● Items from a dataset:
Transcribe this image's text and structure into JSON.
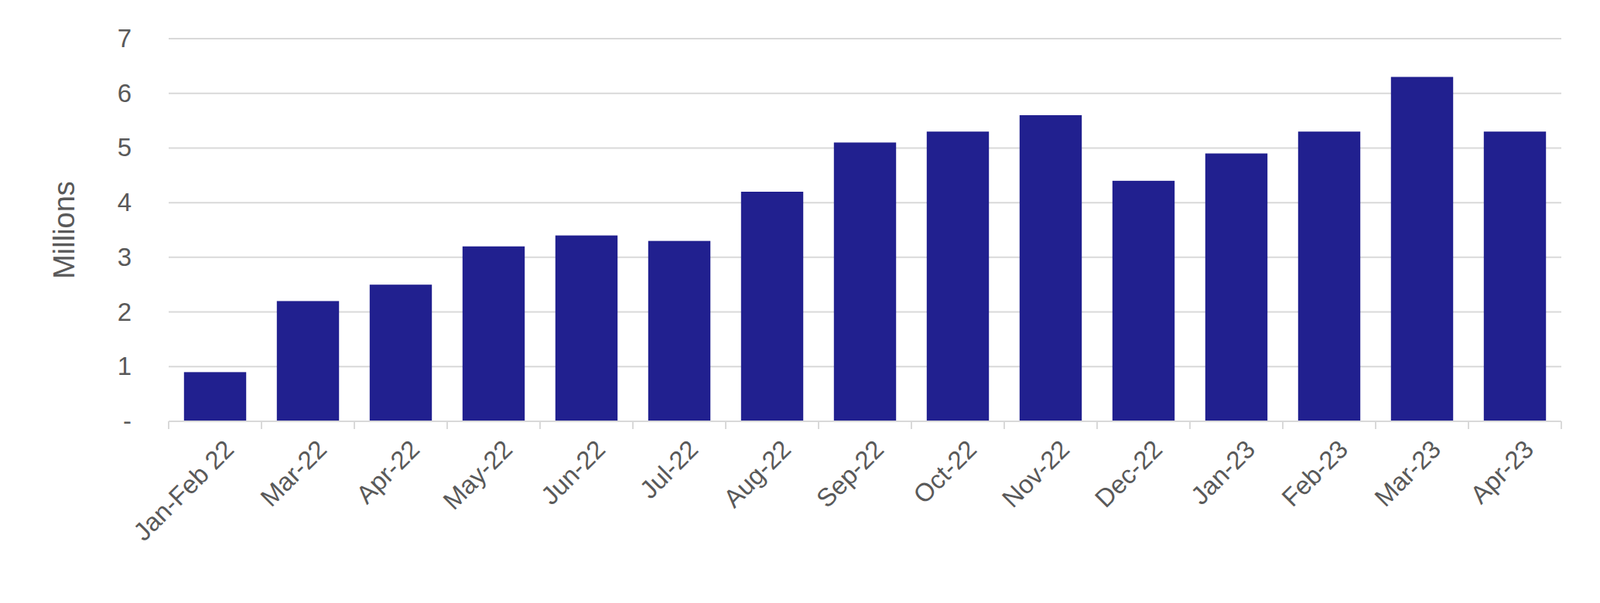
{
  "chart_data": {
    "type": "bar",
    "y_label": "Millions",
    "categories": [
      "Jan-Feb 22",
      "Mar-22",
      "Apr-22",
      "May-22",
      "Jun-22",
      "Jul-22",
      "Aug-22",
      "Sep-22",
      "Oct-22",
      "Nov-22",
      "Dec-22",
      "Jan-23",
      "Feb-23",
      "Mar-23",
      "Apr-23"
    ],
    "values": [
      0.9,
      2.2,
      2.5,
      3.2,
      3.4,
      3.3,
      4.2,
      5.1,
      5.3,
      5.6,
      4.4,
      4.9,
      5.3,
      6.3,
      5.3
    ],
    "color": "#21208f",
    "ylim": [
      0,
      7
    ],
    "yticks": [
      {
        "value": 0,
        "label": "-"
      },
      1,
      2,
      3,
      4,
      5,
      6,
      7
    ],
    "grid": true
  }
}
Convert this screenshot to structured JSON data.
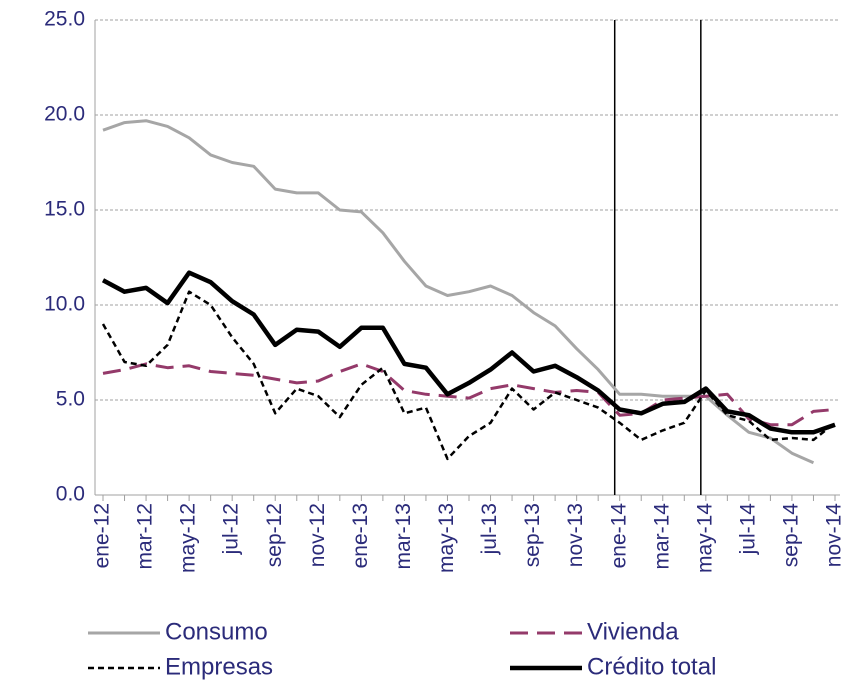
{
  "chart_data": {
    "type": "line",
    "categories": [
      "ene-12",
      null,
      "mar-12",
      null,
      "may-12",
      null,
      "jul-12",
      null,
      "sep-12",
      null,
      "nov-12",
      null,
      "ene-13",
      null,
      "mar-13",
      null,
      "may-13",
      null,
      "jul-13",
      null,
      "sep-13",
      null,
      "nov-13",
      null,
      "ene-14",
      null,
      "mar-14",
      null,
      "may-14",
      null,
      "jul-14",
      null,
      "sep-14",
      null,
      "nov-14"
    ],
    "series": [
      {
        "name": "Consumo",
        "color": "#a6a6a6",
        "width": 3,
        "dash": "none",
        "values": [
          19.2,
          19.6,
          19.7,
          19.4,
          18.8,
          17.9,
          17.5,
          17.3,
          16.1,
          15.9,
          15.9,
          15.0,
          14.9,
          13.8,
          12.3,
          11.0,
          10.5,
          10.7,
          11.0,
          10.5,
          9.6,
          8.9,
          7.7,
          6.6,
          5.3,
          5.3,
          5.2,
          5.2,
          5.2,
          4.2,
          3.3,
          3.0,
          2.2,
          1.7,
          null
        ]
      },
      {
        "name": "Vivienda",
        "color": "#943a6a",
        "width": 3,
        "dash": "18 9",
        "values": [
          6.4,
          6.6,
          6.9,
          6.7,
          6.8,
          6.5,
          6.4,
          6.3,
          6.1,
          5.9,
          6.0,
          6.5,
          6.9,
          6.5,
          5.5,
          5.3,
          5.2,
          5.1,
          5.6,
          5.8,
          5.6,
          5.4,
          5.5,
          5.4,
          4.2,
          4.3,
          5.0,
          5.1,
          5.2,
          5.3,
          4.0,
          3.7,
          3.7,
          4.4,
          4.5
        ]
      },
      {
        "name": "Empresas",
        "color": "#000000",
        "width": 2.5,
        "dash": "6 4",
        "values": [
          9.0,
          7.0,
          6.8,
          7.9,
          10.7,
          10.0,
          8.3,
          6.9,
          4.3,
          5.6,
          5.2,
          4.1,
          5.8,
          6.7,
          4.3,
          4.6,
          1.9,
          3.1,
          3.8,
          5.6,
          4.5,
          5.4,
          5.0,
          4.6,
          3.8,
          2.9,
          3.4,
          3.8,
          5.5,
          4.2,
          3.9,
          2.9,
          3.0,
          2.9,
          3.8
        ]
      },
      {
        "name": "Crédito total",
        "color": "#000000",
        "width": 4.5,
        "dash": "none",
        "values": [
          11.3,
          10.7,
          10.9,
          10.1,
          11.7,
          11.2,
          10.2,
          9.5,
          7.9,
          8.7,
          8.6,
          7.8,
          8.8,
          8.8,
          6.9,
          6.7,
          5.3,
          5.9,
          6.6,
          7.5,
          6.5,
          6.8,
          6.2,
          5.5,
          4.5,
          4.3,
          4.8,
          4.9,
          5.6,
          4.4,
          4.2,
          3.5,
          3.3,
          3.3,
          3.7
        ]
      }
    ],
    "vlines": [
      "ene-14",
      "may-14"
    ],
    "ylim": [
      0,
      25
    ],
    "yticks": [
      {
        "value": 0,
        "label": "0.0"
      },
      {
        "value": 5,
        "label": "5.0"
      },
      {
        "value": 10,
        "label": "10.0"
      },
      {
        "value": 15,
        "label": "15.0"
      },
      {
        "value": 20,
        "label": "20.0"
      },
      {
        "value": 25,
        "label": "25.0"
      }
    ],
    "grid": true,
    "legend": "bottom"
  }
}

● INSTRUCTIONS TO FOLLOW: State how many lines of the listing above hold the word "color", with nothing but the number.

● EXERCISE ANSWER: 5